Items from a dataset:

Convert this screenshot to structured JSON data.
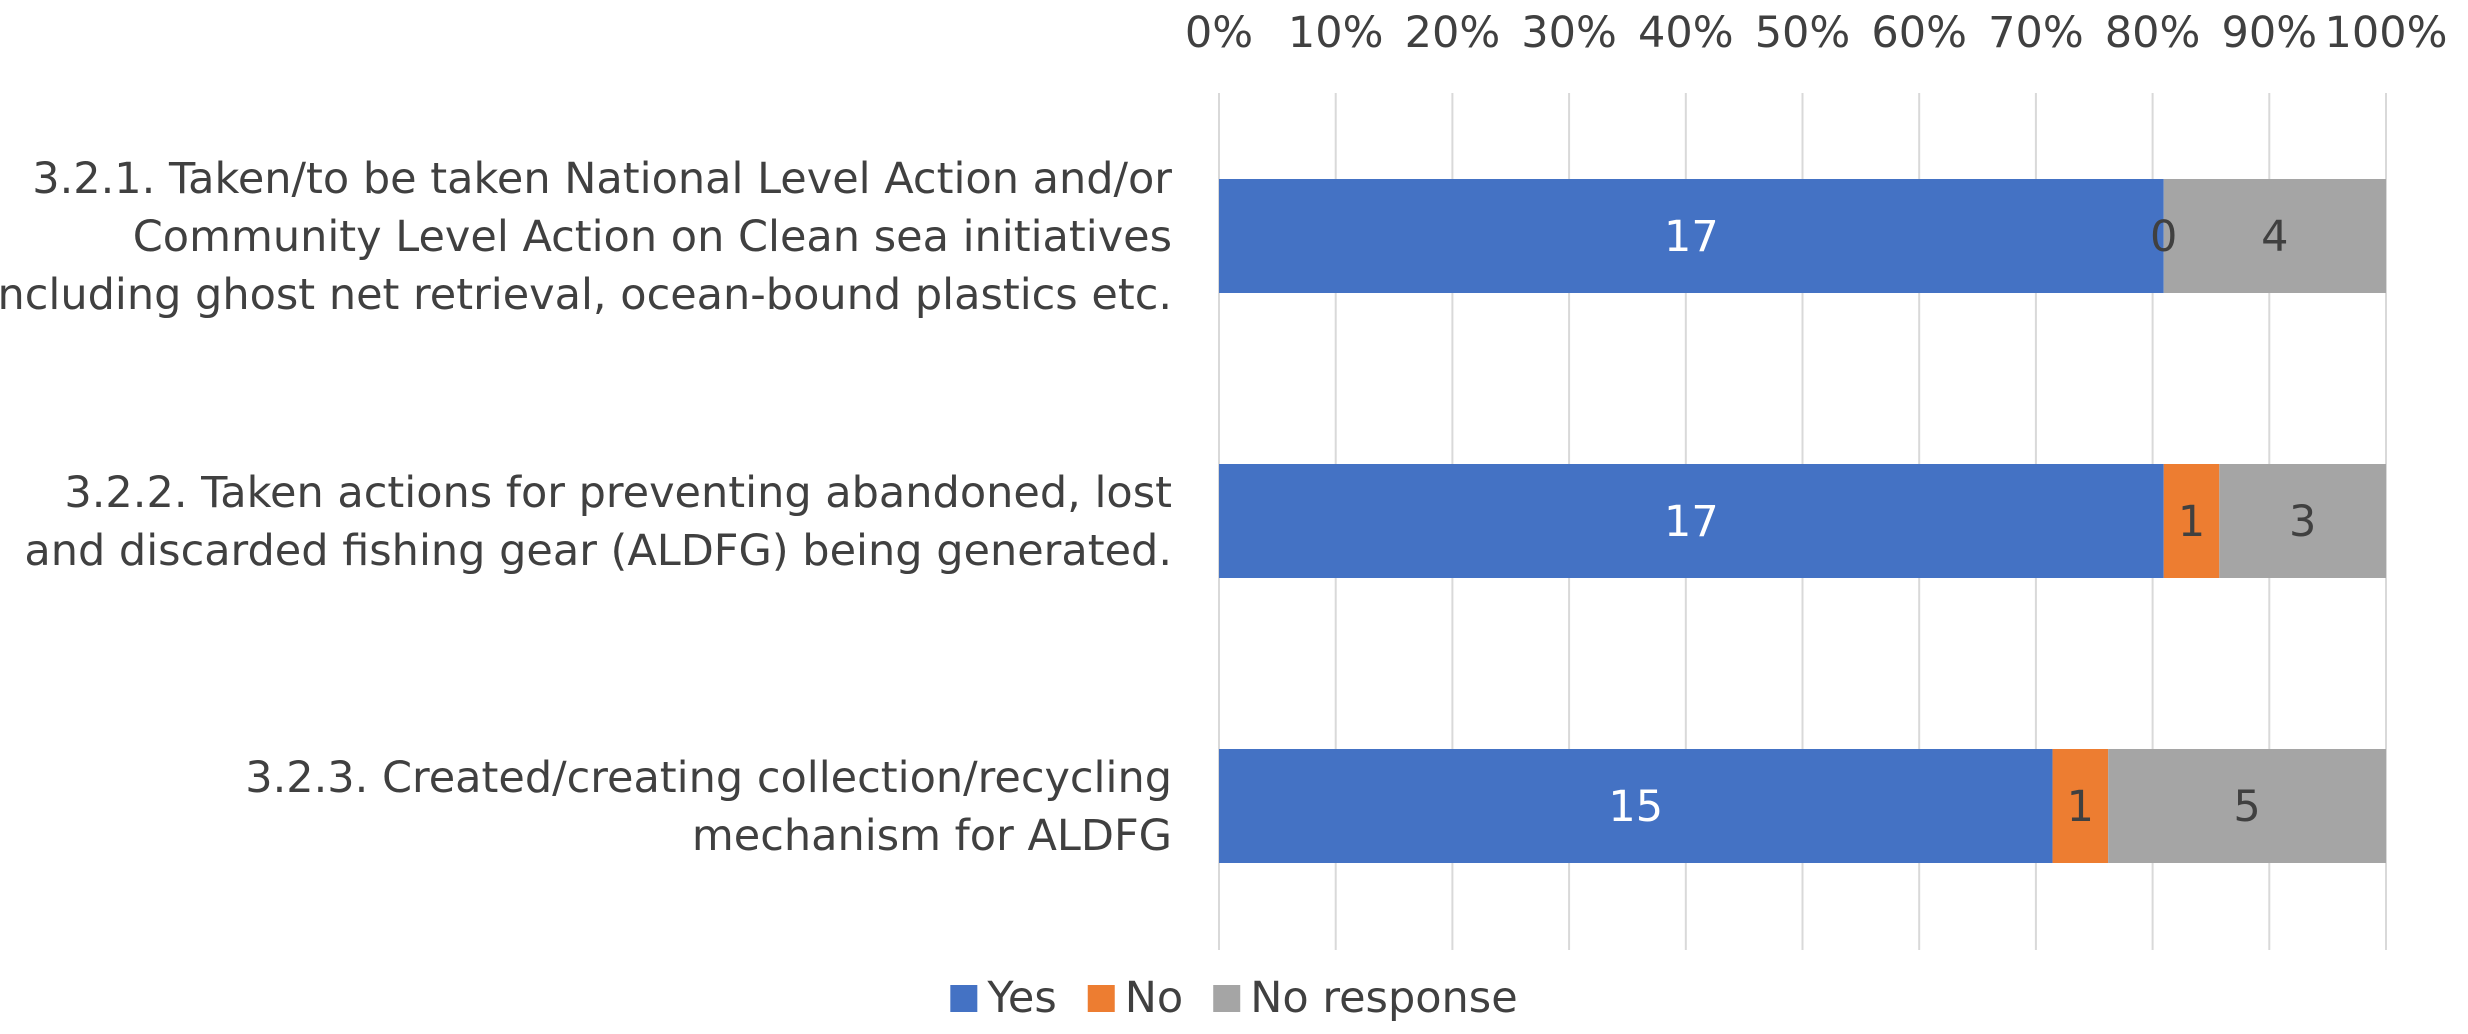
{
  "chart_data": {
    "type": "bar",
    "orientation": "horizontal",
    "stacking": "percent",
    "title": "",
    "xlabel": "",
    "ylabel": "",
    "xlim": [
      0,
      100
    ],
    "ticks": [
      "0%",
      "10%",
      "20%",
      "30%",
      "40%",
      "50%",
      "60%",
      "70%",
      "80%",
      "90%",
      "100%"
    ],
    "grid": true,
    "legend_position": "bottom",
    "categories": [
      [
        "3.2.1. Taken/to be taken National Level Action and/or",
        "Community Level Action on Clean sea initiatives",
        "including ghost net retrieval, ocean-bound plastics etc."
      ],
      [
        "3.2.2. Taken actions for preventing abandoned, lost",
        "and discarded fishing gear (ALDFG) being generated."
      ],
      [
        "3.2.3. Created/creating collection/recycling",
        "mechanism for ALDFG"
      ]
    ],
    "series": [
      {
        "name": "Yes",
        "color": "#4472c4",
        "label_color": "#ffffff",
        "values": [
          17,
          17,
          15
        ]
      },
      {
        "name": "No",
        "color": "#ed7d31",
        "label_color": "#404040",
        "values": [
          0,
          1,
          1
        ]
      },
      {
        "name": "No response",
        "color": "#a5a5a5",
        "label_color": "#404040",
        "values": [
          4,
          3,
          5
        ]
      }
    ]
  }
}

WHAT THIS TASK INVOLVES: From the data, pick out every line that includes "ALDFG".

THE COMPLETED TASK:
        "and discarded fishing gear (ALDFG) being generated."
        "mechanism for ALDFG"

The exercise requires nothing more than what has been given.